Overnight, the water level in the underground Green Line stations rose
higher and higher — at the Kenmore station, all the way up to the
ticket booth. Service was seriously interrupted for weeks and the damage
was estimated at $60 million for the MBTA alone.
So, six and a half years later, when two BU geographers sought to demonstrate
the consequences of climate variability on the city of Boston, they looked
into the past to paint a picture of the future. At a conference in Denver
last month, they presented slides of the flooded Longwood and Kenmore
stations.
February’s annual meeting of the American Association for the Advancement
of Science provided the perfect opportunity for a team of civil engineering
and geography professors and graduate students from BU, Tufts, and the
University of Maryland to discuss the impact of climate change on the
Boston area. Global warming is expected to result in the rise of sea levels,
and cause more extreme weather events, including floods and heat waves.
The team’s research was funded by a $900,000 grant from the Environmental
Protection Agency to study how climate change will affect the critical
services and systems that make up the infrastructure in Boston and 100
surrounding communities. The researchers examined local flood data, the
impact of rising sea levels, and the continuing construction of buildings
along Boston’s North Shore and South Shore.
Their research shows that over the next century, damage to residential,
commercial, and industrial buildings and their contents in Boston and
nearby communities (an area stretching from Ipswich to Duxbury) could
exceed $20 billion, depending on how municipalities respond to the consequent
strains on their infrastructure. Costs could run as high as $94 billion,
if weather conditions are more severe than expected.

RECORDS SUPPLIED =>
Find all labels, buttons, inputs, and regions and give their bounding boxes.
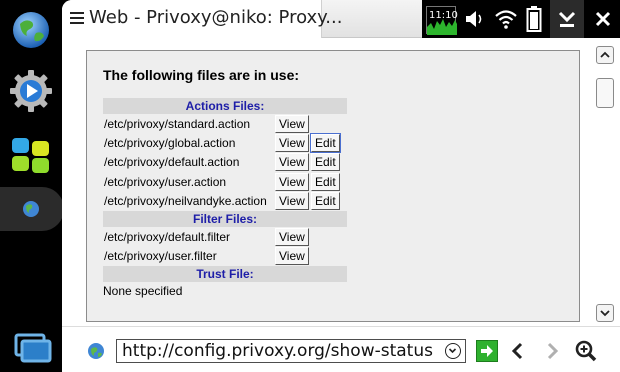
view-button[interactable]: View	[275, 172, 309, 191]
table-row: /etc/privoxy/user.action View Edit	[103, 172, 347, 191]
trust-file-header: Trust File:	[103, 265, 347, 282]
volume-icon[interactable]	[464, 9, 486, 29]
edit-button[interactable]: Edit	[311, 172, 340, 191]
close-button[interactable]	[586, 0, 620, 38]
browser-tab-icon[interactable]	[8, 186, 54, 232]
view-button[interactable]: View	[275, 227, 309, 246]
file-path: /etc/privoxy/default.action	[104, 155, 240, 170]
trust-file-note: None specified	[103, 284, 183, 299]
title-bar: Web - Privoxy@niko: Proxy... 11:10	[62, 0, 620, 38]
table-row: /etc/privoxy/global.action View Edit	[103, 133, 347, 154]
zoom-icon[interactable]	[574, 339, 598, 363]
browser-window: Web - Privoxy@niko: Proxy... 11:10 The f…	[62, 0, 620, 372]
menu-icon	[70, 12, 84, 24]
file-path: /etc/privoxy/global.action	[104, 136, 236, 151]
minimize-button[interactable]	[550, 0, 584, 38]
bottom-toolbar: http://config.privoxy.org/show-status	[62, 326, 620, 372]
url-text: http://config.privoxy.org/show-status	[122, 341, 433, 361]
actions-files-header: Actions Files:	[103, 98, 347, 114]
edit-button[interactable]: Edit	[311, 153, 340, 172]
table-row: /etc/privoxy/standard.action View	[103, 114, 347, 133]
window-title-menu[interactable]: Web - Privoxy@niko: Proxy...	[62, 0, 342, 38]
view-button[interactable]: View	[275, 153, 309, 172]
settings-icon[interactable]	[8, 68, 54, 114]
clock: 11:10	[429, 10, 458, 21]
file-path: /etc/privoxy/user.filter	[104, 249, 217, 264]
table-row: /etc/privoxy/default.action View Edit	[103, 153, 347, 172]
battery-icon[interactable]	[526, 6, 542, 32]
file-path: /etc/privoxy/default.filter	[104, 229, 231, 244]
web-content: The following files are in use: Actions …	[62, 38, 592, 324]
window-title: Web - Privoxy@niko: Proxy...	[89, 7, 343, 28]
view-button[interactable]: View	[275, 247, 309, 266]
url-dropdown-icon[interactable]	[445, 343, 461, 359]
file-path: /etc/privoxy/standard.action	[104, 116, 251, 131]
scroll-down-button[interactable]	[596, 304, 614, 322]
chevron-down-icon	[600, 310, 610, 317]
apps-icon[interactable]	[8, 132, 54, 178]
table-row: /etc/privoxy/default.filter View	[103, 227, 347, 246]
page-heading: The following files are in use:	[103, 67, 300, 83]
globe-icon[interactable]	[8, 6, 54, 52]
scroll-thumb[interactable]	[596, 78, 614, 108]
vertical-scrollbar[interactable]	[594, 38, 618, 326]
screen: Web - Privoxy@niko: Proxy... 11:10 The f…	[0, 0, 620, 372]
files-table: Actions Files: /etc/privoxy/standard.act…	[103, 98, 347, 301]
file-path: /etc/privoxy/user.action	[104, 174, 227, 189]
table-row: /etc/privoxy/neilvandyke.action View Edi…	[103, 192, 347, 211]
task-switcher-icon[interactable]	[8, 324, 54, 370]
view-button[interactable]: View	[275, 192, 309, 211]
view-button[interactable]: View	[275, 134, 309, 153]
go-icon	[481, 345, 493, 357]
wifi-icon[interactable]	[494, 8, 518, 30]
file-path: /etc/privoxy/neilvandyke.action	[104, 194, 267, 209]
go-button[interactable]	[476, 340, 498, 362]
forward-icon[interactable]	[542, 341, 562, 361]
minimize-icon	[558, 11, 576, 27]
chevron-up-icon	[600, 51, 610, 58]
table-row: /etc/privoxy/user.filter View	[103, 246, 347, 266]
cpu-monitor-icon[interactable]: 11:10	[426, 6, 458, 35]
url-field[interactable]: http://config.privoxy.org/show-status	[116, 339, 466, 363]
status-area: 11:10	[422, 0, 620, 38]
status-panel: The following files are in use: Actions …	[86, 50, 580, 322]
app-dock	[0, 0, 64, 372]
edit-button[interactable]: Edit	[311, 192, 340, 211]
filter-files-header: Filter Files:	[103, 210, 347, 227]
view-button[interactable]: View	[275, 114, 309, 133]
close-icon	[595, 11, 611, 27]
scroll-up-button[interactable]	[596, 46, 614, 64]
back-icon[interactable]	[508, 341, 528, 361]
site-globe-icon	[88, 343, 104, 359]
edit-button[interactable]: Edit	[310, 133, 341, 154]
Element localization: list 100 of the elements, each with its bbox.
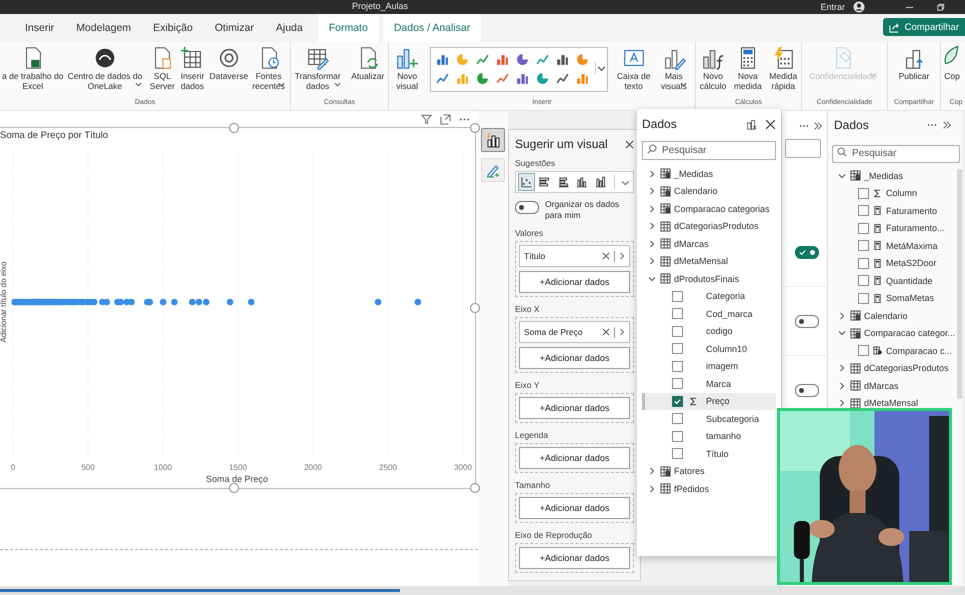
chart-type-icon[interactable] [516,53,529,66]
field-chip[interactable]: Soma de Preço [519,321,630,343]
resize-handle[interactable] [470,123,480,133]
field-item[interactable]: Faturamento... [830,220,957,237]
chevron-right-icon[interactable] [838,399,846,408]
chevron-right-icon[interactable] [619,252,625,260]
scroll-bar[interactable] [0,589,400,592]
format-visual-button[interactable] [481,158,505,182]
ribbon-button[interactable]: a de trabalho do Excel [1,45,64,91]
ribbon-button[interactable]: Publicar [898,45,930,81]
ribbon-button[interactable]: SQL Server [148,45,176,91]
search-field[interactable] [785,139,821,158]
remove-icon[interactable] [602,328,610,336]
field-item[interactable]: Marca [642,375,776,392]
ribbon-button[interactable]: Dataverse [208,45,250,81]
avatar-icon[interactable] [853,1,865,13]
ribbon-tab[interactable]: Ajuda [264,14,314,42]
checkbox[interactable] [672,448,683,460]
toggle-switch[interactable] [515,201,539,214]
model-view-icon[interactable] [746,118,757,130]
ribbon-button[interactable]: Centro de dados do OneLake [66,45,146,88]
table-item[interactable]: dProdutosFinais [642,270,776,288]
toggle-switch[interactable] [795,384,819,396]
chevron-right-icon[interactable] [838,312,846,320]
chart-type-icon[interactable] [436,53,449,66]
table-item[interactable]: Calendario [642,182,776,200]
field-item[interactable]: Comparacao c... [830,342,957,360]
table-item[interactable]: dMetaMensal [642,252,776,270]
table-item[interactable]: Comparacao categorias [642,200,776,218]
chevron-right-icon[interactable] [648,222,656,230]
chevron-right-icon[interactable] [648,484,656,493]
ribbon-button[interactable]: Medida rápida [768,45,798,91]
checkbox[interactable] [672,413,683,424]
table-item[interactable]: _Medidas [642,165,776,182]
filter-icon[interactable] [421,114,432,124]
chevron-right-icon[interactable] [838,364,846,372]
table-item[interactable]: dCategoriasProdutos [642,218,776,235]
field-item[interactable]: Preço [642,392,776,410]
field-item[interactable]: imagem [642,358,776,375]
chart-type-icon[interactable] [519,174,534,190]
table-item[interactable]: dCategoriasProdutos [830,360,957,377]
table-item[interactable]: dMetaMensal [830,394,957,412]
scroll-bar[interactable] [957,169,962,399]
remove-icon[interactable] [602,252,610,260]
add-data-button[interactable]: +Adicionar dados [519,397,630,419]
checkbox[interactable] [672,343,683,354]
field-item[interactable]: Título [642,445,776,462]
close-icon[interactable] [625,140,634,148]
checkbox[interactable] [858,188,869,199]
table-item[interactable]: Comparacao categor... [830,324,957,342]
ribbon-button[interactable]: Transformar dados [294,45,345,88]
field-chip[interactable]: Título [519,245,630,267]
checkbox[interactable] [672,430,683,442]
focus-mode-icon[interactable] [440,114,451,124]
chevron-right-icon[interactable] [838,382,846,390]
chart-type-icon[interactable] [556,72,569,85]
checkbox[interactable] [858,275,869,286]
field-item[interactable]: Subcategoria [642,410,776,428]
ribbon-tab[interactable]: Otimizar [204,14,265,42]
toggle-switch[interactable] [795,314,819,328]
field-item[interactable]: Column10 [642,340,776,358]
checkbox[interactable] [858,292,869,304]
ribbon-button[interactable]: Novo visual [393,45,422,91]
ribbon-button[interactable]: Fontes recentes [251,45,289,88]
checkbox[interactable] [858,222,869,234]
add-data-button[interactable]: +Adicionar dados [519,347,630,369]
table-item[interactable]: dMarcas [830,377,957,394]
sign-in-link[interactable]: Entrar [820,2,845,12]
chart-type-icon[interactable] [516,72,529,85]
axis-title[interactable]: Adicionar título do eixo [0,262,8,342]
chevron-right-icon[interactable] [648,187,656,196]
chevron-right-icon[interactable] [648,257,656,266]
checkbox[interactable] [672,290,683,302]
resize-handle[interactable] [470,303,480,313]
field-item[interactable]: Categoria [642,288,776,305]
collapse-icon[interactable] [942,120,952,130]
field-item[interactable]: MetaS2Door [830,254,957,272]
ribbon-button[interactable]: Mais visuais [660,45,691,88]
search-field[interactable]: Pesquisar [642,141,776,160]
caret-icon[interactable] [594,62,607,74]
ribbon-tab[interactable]: Dados / Analisar [382,14,482,42]
restore-icon[interactable] [936,2,945,12]
field-item[interactable]: Column [830,184,957,202]
checkbox[interactable] [858,345,869,356]
resize-handle[interactable] [229,483,239,493]
chevron-right-icon[interactable] [619,328,625,336]
chart-type-icon[interactable] [436,72,449,85]
checkbox[interactable] [672,378,683,390]
checkbox[interactable] [858,258,869,269]
ribbon-tab[interactable]: Formato [318,14,379,42]
ribbon-tab[interactable]: Modelagem [65,14,142,42]
field-item[interactable]: tamanho [642,428,776,445]
close-icon[interactable] [765,118,776,130]
field-item[interactable]: Cod_marca [642,305,776,322]
field-item[interactable]: MetáMaxima [830,237,957,254]
checkbox[interactable] [858,205,869,216]
search-field[interactable]: Pesquisar [832,144,960,162]
checkbox[interactable] [672,326,683,337]
add-data-button[interactable]: +Adicionar dados [519,271,630,293]
table-item[interactable]: fPedidos [642,480,776,498]
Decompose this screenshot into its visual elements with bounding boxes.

PROBLEM SET =>
1. Answer these questions about the article on climate change in Boston:
(a) What was the estimated cost of the flood damage to the MBTA alone?
(b) Which agency funded the team's research, and how large was the grant?
(c) Between which two places does the area covered by the damage estimate stretch?
2. Carry on the article about climate change in Boston from the point where it stops.

TASK-BY-TASK ANSWERS =>
1.
(a) $60 million
(b) The Environmental Protection Agency, with a $900,000 grant
(c) Ipswich and Duxbury

2.
“And when we consider the damage to infrastructure, we tend to think
about it in terms of how much money it takes to rebuild it,” says
William Anderson, a CAS geography professor. “But what’s also
important to remember are the related costs to the public. The commuters
who had to take shuttle buses after the 1996 storm were inconvenienced
for a long time.” He says that it’s also necessary to take
into account the work hours lost to traffic jams caused by buses bringing
T customers to Green Line stops. This practice continued at intervals
for over a year, until the “drowned” signal system was replaced
by temporary signals. There were even further delays when a permanent
system was installed.
In addition, the storm canceled the Head of the Charles rowing competition
for the first time, flooded the Museum of Fine Arts, cut power in some
areas, and forced cancellations of classes, workdays, and sporting events.
Recurring floods
When the BU researchers wanted to use another example of an extreme storm
that paralyzed the area, they didn’t have to look very far. A deluge
in June 1998 wasn’t of biblical proportions, but was serious enough
to cause sewer overflows in Arlington, Cambridge, Canton, Medford, Newton,
Norwood, Roslindale, Weymouth, and Winchester. They showed a slide of
a flooded Willow Street in Roslindale, an area that is still recovering
from the 1996 storm. Then it happened again: four months later about 300
homes and businesses in the South End were inundated with several feet
of water and sewage. “We expect to see much more of these storms
because of global warming,” says Pablo Suarez (GRS’05), a
doctoral candidate in the department of geography and a research assistant
at the GRS Center for Energy and Environmental Studies.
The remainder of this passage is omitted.